Determine the number of lines that contain the word "image", then state that number and nothing more.

**Records provided:**
□ □ □ □ □ □ □

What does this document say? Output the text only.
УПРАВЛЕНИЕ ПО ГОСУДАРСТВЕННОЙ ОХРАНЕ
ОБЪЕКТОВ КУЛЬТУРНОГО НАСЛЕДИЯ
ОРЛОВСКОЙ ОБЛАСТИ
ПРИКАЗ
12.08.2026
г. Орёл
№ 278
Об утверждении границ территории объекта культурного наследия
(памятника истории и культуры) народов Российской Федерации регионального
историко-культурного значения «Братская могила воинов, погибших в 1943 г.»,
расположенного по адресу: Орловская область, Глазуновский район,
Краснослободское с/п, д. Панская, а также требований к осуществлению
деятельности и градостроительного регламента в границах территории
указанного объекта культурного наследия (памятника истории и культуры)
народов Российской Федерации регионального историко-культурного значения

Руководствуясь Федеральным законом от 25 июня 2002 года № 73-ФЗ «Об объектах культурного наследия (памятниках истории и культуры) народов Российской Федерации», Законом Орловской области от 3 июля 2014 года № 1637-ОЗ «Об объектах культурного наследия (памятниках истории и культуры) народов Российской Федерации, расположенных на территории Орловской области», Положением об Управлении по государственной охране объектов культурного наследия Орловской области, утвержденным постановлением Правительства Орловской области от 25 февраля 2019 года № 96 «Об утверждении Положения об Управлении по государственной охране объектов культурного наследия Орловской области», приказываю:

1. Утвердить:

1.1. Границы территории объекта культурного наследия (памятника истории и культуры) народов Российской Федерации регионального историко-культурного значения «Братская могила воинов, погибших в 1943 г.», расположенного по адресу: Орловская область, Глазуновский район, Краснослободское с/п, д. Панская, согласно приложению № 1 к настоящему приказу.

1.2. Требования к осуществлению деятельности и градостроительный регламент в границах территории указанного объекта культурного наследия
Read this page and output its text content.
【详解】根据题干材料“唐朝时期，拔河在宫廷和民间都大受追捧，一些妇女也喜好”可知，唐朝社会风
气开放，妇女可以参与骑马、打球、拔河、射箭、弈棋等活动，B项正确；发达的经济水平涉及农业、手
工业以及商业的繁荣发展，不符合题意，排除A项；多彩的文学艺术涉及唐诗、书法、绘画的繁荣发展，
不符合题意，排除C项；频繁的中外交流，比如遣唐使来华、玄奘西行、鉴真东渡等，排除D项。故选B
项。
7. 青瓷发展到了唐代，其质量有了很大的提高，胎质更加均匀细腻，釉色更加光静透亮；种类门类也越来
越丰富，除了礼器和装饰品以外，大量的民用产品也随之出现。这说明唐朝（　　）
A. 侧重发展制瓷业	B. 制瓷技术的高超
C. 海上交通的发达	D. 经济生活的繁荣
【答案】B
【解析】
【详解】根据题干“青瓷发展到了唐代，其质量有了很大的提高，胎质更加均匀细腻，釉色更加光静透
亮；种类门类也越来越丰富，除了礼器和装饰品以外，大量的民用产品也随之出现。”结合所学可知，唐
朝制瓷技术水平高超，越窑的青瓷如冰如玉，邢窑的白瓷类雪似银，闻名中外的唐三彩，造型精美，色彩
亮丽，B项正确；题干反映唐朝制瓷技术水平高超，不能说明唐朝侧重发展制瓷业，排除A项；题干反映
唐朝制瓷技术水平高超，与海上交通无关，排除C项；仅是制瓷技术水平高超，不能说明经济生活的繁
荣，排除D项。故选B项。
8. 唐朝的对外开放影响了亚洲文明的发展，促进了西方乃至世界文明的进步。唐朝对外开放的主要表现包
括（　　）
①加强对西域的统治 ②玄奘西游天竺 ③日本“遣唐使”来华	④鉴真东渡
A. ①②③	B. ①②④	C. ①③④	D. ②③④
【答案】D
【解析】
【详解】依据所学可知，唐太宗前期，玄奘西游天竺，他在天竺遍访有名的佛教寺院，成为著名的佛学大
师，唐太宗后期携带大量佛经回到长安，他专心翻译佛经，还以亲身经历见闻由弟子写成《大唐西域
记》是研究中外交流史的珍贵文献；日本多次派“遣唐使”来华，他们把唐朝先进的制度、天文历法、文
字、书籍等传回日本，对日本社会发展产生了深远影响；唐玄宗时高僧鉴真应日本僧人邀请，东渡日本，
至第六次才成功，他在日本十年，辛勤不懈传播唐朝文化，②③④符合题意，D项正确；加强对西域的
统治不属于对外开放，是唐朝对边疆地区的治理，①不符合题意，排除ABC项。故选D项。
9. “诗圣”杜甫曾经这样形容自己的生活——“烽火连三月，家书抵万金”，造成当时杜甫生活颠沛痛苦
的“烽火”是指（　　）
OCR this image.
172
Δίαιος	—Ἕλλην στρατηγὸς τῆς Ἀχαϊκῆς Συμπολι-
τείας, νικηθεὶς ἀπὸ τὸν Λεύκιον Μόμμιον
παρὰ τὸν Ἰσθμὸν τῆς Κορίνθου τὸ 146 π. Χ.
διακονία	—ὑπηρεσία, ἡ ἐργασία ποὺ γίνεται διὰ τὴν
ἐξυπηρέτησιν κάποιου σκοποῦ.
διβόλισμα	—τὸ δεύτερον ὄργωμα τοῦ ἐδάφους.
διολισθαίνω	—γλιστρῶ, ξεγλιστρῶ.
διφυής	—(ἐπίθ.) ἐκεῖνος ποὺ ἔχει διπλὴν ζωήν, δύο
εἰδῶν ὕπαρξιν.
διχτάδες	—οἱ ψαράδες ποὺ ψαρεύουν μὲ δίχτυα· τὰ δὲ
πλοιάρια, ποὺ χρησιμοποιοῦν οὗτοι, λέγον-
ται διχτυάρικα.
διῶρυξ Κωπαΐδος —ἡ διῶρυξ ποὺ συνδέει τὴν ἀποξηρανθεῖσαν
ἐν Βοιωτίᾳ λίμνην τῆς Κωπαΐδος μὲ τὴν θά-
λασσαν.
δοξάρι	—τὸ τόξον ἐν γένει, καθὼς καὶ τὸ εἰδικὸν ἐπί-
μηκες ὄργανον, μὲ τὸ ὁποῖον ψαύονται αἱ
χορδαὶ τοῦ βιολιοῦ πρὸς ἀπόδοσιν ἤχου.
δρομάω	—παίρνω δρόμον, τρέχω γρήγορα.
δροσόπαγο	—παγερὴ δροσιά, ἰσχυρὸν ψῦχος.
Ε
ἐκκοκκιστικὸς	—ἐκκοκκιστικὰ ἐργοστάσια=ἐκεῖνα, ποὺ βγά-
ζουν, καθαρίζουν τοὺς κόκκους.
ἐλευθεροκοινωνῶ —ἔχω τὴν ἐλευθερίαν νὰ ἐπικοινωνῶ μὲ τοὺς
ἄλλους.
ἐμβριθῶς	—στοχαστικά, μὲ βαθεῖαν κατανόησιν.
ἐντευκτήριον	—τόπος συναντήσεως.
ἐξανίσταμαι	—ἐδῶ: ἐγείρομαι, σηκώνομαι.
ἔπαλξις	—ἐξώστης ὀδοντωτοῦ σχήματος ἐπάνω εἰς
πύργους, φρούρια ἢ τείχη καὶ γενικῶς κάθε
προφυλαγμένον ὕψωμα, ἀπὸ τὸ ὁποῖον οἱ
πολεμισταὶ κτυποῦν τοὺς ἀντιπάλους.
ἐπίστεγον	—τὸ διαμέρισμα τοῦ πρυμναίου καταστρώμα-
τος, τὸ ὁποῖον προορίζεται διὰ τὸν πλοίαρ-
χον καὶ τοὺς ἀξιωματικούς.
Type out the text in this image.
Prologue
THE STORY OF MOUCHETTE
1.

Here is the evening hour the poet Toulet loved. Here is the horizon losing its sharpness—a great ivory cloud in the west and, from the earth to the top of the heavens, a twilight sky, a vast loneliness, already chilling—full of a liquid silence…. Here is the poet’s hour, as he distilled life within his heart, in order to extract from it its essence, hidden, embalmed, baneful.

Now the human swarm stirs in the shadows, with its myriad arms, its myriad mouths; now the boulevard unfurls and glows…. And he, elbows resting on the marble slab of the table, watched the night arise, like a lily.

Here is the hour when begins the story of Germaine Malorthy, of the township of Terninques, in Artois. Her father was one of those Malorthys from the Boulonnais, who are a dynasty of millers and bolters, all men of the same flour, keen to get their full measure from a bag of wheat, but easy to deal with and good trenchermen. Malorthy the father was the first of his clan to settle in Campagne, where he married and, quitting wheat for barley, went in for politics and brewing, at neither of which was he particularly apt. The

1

□ □ □ □ □ □ □

**Result:** 2